WORK INSTRUCTIONS: Reproduce all entries word for word.

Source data
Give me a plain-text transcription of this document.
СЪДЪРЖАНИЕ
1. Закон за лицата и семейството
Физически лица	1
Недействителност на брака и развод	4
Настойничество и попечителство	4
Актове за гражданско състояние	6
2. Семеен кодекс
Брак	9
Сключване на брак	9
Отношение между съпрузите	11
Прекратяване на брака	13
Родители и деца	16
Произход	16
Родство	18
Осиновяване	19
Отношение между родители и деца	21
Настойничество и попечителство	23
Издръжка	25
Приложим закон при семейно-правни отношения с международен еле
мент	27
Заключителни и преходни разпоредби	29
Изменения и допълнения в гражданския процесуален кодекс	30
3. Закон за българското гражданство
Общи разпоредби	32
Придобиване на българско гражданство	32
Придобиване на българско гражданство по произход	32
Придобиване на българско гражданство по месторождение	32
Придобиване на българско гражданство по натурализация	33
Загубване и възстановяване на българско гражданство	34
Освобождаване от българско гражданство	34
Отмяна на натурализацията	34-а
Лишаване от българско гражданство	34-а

TASK RESULT:
Give me a plain-text transcription of this document.
СЪДЪРЖАНИЕ
1. Закон за лицата и семейството
Физически лица	1
Недействителност на брака и развод	4
Настойничество и попечителство	4
Актове за гражданско състояние	6
2. Семеен кодекс
Брак	9
Сключване на брак	9
Отношение между съпрузите	11
Прекратяване на брака	13
Родители и деца	16
Произход	16
Родство	18
Осиновяване	19
Отношение между родители и деца	21
Настойничество и попечителство	23
Издръжка	25
Приложим закон при семейно-правни отношения с международен еле
мент	27
Заключителни и преходни разпоредби	29
Изменения и допълнения в гражданския процесуален кодекс	30
3. Закон за българското гражданство
Общи разпоредби	32
Придобиване на българско гражданство	32
Придобиване на българско гражданство по произход	32
Придобиване на българско гражданство по месторождение	32
Придобиване на българско гражданство по натурализация	33
Загубване и възстановяване на българско гражданство	34
Освобождаване от българско гражданство	34
Отмяна на натурализацията	34-а
Лишаване от българско гражданство	34-а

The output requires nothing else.